╭──

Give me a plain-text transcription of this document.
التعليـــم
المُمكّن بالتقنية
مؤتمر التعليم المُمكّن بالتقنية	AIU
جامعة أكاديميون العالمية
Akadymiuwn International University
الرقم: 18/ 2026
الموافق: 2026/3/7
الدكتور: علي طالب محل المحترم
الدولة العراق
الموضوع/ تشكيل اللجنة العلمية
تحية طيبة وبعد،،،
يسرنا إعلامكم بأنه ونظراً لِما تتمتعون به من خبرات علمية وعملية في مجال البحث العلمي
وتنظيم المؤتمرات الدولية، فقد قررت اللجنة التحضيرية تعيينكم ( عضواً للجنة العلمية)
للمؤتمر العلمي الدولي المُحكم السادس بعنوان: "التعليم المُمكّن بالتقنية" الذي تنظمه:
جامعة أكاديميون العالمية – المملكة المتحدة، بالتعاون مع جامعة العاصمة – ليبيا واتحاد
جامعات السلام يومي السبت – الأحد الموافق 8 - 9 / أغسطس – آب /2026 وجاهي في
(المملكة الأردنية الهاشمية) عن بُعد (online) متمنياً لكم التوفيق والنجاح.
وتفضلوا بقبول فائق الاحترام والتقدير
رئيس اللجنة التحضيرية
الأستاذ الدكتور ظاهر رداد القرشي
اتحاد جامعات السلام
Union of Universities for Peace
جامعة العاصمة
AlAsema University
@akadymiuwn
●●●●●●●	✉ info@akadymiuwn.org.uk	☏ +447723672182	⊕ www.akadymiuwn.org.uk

╰──

**AIM OF THE TASK**
Please output every record, keeping each line exact.

**IN RESPONSE**
Give me a plain-text transcription of this document.
التعليـــم
المُمكّن بالتقنية
مؤتمر التعليم المُمكّن بالتقنية	AIU
جامعة أكاديميون العالمية
Akadymiuwn International University
الرقم: 18/ 2026
الموافق: 2026/3/7
الدكتور: علي طالب محل المحترم
الدولة العراق
الموضوع/ تشكيل اللجنة العلمية
تحية طيبة وبعد،،،
يسرنا إعلامكم بأنه ونظراً لِما تتمتعون به من خبرات علمية وعملية في مجال البحث العلمي
وتنظيم المؤتمرات الدولية، فقد قررت اللجنة التحضيرية تعيينكم ( عضواً للجنة العلمية)
للمؤتمر العلمي الدولي المُحكم السادس بعنوان: "التعليم المُمكّن بالتقنية" الذي تنظمه:
جامعة أكاديميون العالمية – المملكة المتحدة، بالتعاون مع جامعة العاصمة – ليبيا واتحاد
جامعات السلام يومي السبت – الأحد الموافق 8 - 9 / أغسطس – آب /2026 وجاهي في
(المملكة الأردنية الهاشمية) عن بُعد (online) متمنياً لكم التوفيق والنجاح.
وتفضلوا بقبول فائق الاحترام والتقدير
رئيس اللجنة التحضيرية
الأستاذ الدكتور ظاهر رداد القرشي
اتحاد جامعات السلام
Union of Universities for Peace
جامعة العاصمة
AlAsema University
@akadymiuwn
●●●●●●●	✉ info@akadymiuwn.org.uk	☏ +447723672182	⊕ www.akadymiuwn.org.uk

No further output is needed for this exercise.